:: Set task ::
Retype the material word for word.

:: Material provided ::
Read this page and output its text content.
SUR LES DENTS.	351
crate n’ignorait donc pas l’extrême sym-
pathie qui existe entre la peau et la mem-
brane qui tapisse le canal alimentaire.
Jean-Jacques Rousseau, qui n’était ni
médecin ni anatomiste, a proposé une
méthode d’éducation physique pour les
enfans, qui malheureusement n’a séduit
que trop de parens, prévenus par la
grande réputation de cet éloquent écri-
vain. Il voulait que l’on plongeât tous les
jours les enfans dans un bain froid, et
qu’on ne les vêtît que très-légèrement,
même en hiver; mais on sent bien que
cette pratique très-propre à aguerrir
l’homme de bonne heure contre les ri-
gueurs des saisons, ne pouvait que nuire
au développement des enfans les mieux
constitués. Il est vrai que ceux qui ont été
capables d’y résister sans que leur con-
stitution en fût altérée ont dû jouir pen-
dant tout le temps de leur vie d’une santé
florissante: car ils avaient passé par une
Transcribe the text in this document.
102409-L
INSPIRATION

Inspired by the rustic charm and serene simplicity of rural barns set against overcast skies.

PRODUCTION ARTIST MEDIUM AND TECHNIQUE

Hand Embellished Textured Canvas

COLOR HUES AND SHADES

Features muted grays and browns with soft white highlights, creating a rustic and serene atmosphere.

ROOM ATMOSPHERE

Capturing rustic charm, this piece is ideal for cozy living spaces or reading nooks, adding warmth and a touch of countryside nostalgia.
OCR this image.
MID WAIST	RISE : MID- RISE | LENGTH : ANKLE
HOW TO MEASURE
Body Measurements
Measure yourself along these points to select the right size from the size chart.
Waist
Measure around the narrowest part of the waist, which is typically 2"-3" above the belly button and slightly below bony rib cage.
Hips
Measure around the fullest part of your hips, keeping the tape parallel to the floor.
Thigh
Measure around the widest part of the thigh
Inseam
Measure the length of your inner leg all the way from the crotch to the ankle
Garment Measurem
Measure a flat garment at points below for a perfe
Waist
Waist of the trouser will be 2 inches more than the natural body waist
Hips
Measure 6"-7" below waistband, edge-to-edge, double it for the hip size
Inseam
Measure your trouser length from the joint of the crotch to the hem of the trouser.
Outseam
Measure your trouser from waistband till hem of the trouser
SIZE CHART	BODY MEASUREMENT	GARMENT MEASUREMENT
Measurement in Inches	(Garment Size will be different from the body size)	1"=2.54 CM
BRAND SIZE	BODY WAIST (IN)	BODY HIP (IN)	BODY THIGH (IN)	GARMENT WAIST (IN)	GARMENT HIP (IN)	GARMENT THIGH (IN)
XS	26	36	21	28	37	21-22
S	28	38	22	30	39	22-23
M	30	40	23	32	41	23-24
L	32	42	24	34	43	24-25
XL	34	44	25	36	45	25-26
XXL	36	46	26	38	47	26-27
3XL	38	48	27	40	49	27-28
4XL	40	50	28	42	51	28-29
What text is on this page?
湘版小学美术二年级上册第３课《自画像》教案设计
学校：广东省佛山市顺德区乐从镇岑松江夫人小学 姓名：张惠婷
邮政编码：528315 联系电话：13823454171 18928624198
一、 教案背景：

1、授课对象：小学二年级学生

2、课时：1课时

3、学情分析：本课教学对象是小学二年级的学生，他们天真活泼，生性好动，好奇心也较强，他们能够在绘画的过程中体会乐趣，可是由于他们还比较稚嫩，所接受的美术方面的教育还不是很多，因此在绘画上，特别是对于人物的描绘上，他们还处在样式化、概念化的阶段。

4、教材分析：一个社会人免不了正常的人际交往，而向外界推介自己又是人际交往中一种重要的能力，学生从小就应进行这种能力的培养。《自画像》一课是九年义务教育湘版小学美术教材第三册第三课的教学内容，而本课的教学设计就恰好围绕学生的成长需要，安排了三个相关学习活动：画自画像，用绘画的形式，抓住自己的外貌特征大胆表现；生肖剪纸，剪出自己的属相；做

:: Response to this task ::
Read this page and output its text content.
SUR LES DENTS.	351
crate n’ignorait donc pas l’extrême sym-
pathie qui existe entre la peau et la mem-
brane qui tapisse le canal alimentaire.
Jean-Jacques Rousseau, qui n’était ni
médecin ni anatomiste, a proposé une
méthode d’éducation physique pour les
enfans, qui malheureusement n’a séduit
que trop de parens, prévenus par la
grande réputation de cet éloquent écri-
vain. Il voulait que l’on plongeât tous les
jours les enfans dans un bain froid, et
qu’on ne les vêtît que très-légèrement,
même en hiver; mais on sent bien que
cette pratique très-propre à aguerrir
l’homme de bonne heure contre les ri-
gueurs des saisons, ne pouvait que nuire
au développement des enfans les mieux
constitués. Il est vrai que ceux qui ont été
capables d’y résister sans que leur con-
stitution en fût altérée ont dû jouir pen-
dant tout le temps de leur vie d’une santé
florissante: car ils avaient passé par une
Transcribe the text in this document.
102409-L
INSPIRATION

Inspired by the rustic charm and serene simplicity of rural barns set against overcast skies.

PRODUCTION ARTIST MEDIUM AND TECHNIQUE

Hand Embellished Textured Canvas

COLOR HUES AND SHADES

Features muted grays and browns with soft white highlights, creating a rustic and serene atmosphere.

ROOM ATMOSPHERE

Capturing rustic charm, this piece is ideal for cozy living spaces or reading nooks, adding warmth and a touch of countryside nostalgia.
OCR this image.
MID WAIST	RISE : MID- RISE | LENGTH : ANKLE
HOW TO MEASURE
Body Measurements
Measure yourself along these points to select the right size from the size chart.
Waist
Measure around the narrowest part of the waist, which is typically 2"-3" above the belly button and slightly below bony rib cage.
Hips
Measure around the fullest part of your hips, keeping the tape parallel to the floor.
Thigh
Measure around the widest part of the thigh
Inseam
Measure the length of your inner leg all the way from the crotch to the ankle
Garment Measurem
Measure a flat garment at points below for a perfe
Waist
Waist of the trouser will be 2 inches more than the natural body waist
Hips
Measure 6"-7" below waistband, edge-to-edge, double it for the hip size
Inseam
Measure your trouser length from the joint of the crotch to the hem of the trouser.
Outseam
Measure your trouser from waistband till hem of the trouser
SIZE CHART	BODY MEASUREMENT	GARMENT MEASUREMENT
Measurement in Inches	(Garment Size will be different from the body size)	1"=2.54 CM
BRAND SIZE	BODY WAIST (IN)	BODY HIP (IN)	BODY THIGH (IN)	GARMENT WAIST (IN)	GARMENT HIP (IN)	GARMENT THIGH (IN)
XS	26	36	21	28	37	21-22
S	28	38	22	30	39	22-23
M	30	40	23	32	41	23-24
L	32	42	24	34	43	24-25
XL	34	44	25	36	45	25-26
XXL	36	46	26	38	47	26-27
3XL	38	48	27	40	49	27-28
4XL	40	50	28	42	51	28-29
What text is on this page?
湘版小学美术二年级上册第３课《自画像》教案设计
学校：广东省佛山市顺德区乐从镇岑松江夫人小学 姓名：张惠婷
邮政编码：528315 联系电话：13823454171 18928624198
一、 教案背景：

1、授课对象：小学二年级学生

2、课时：1课时

3、学情分析：本课教学对象是小学二年级的学生，他们天真活泼，生性好动，好奇心也较强，他们能够在绘画的过程中体会乐趣，可是由于他们还比较稚嫩，所接受的美术方面的教育还不是很多，因此在绘画上，特别是对于人物的描绘上，他们还处在样式化、概念化的阶段。

4、教材分析：一个社会人免不了正常的人际交往，而向外界推介自己又是人际交往中一种重要的能力，学生从小就应进行这种能力的培养。《自画像》一课是九年义务教育湘版小学美术教材第三册第三课的教学内容，而本课的教学设计就恰好围绕学生的成长需要，安排了三个相关学习活动：画自画像，用绘画的形式，抓住自己的外貌特征大胆表现；生肖剪纸，剪出自己的属相；做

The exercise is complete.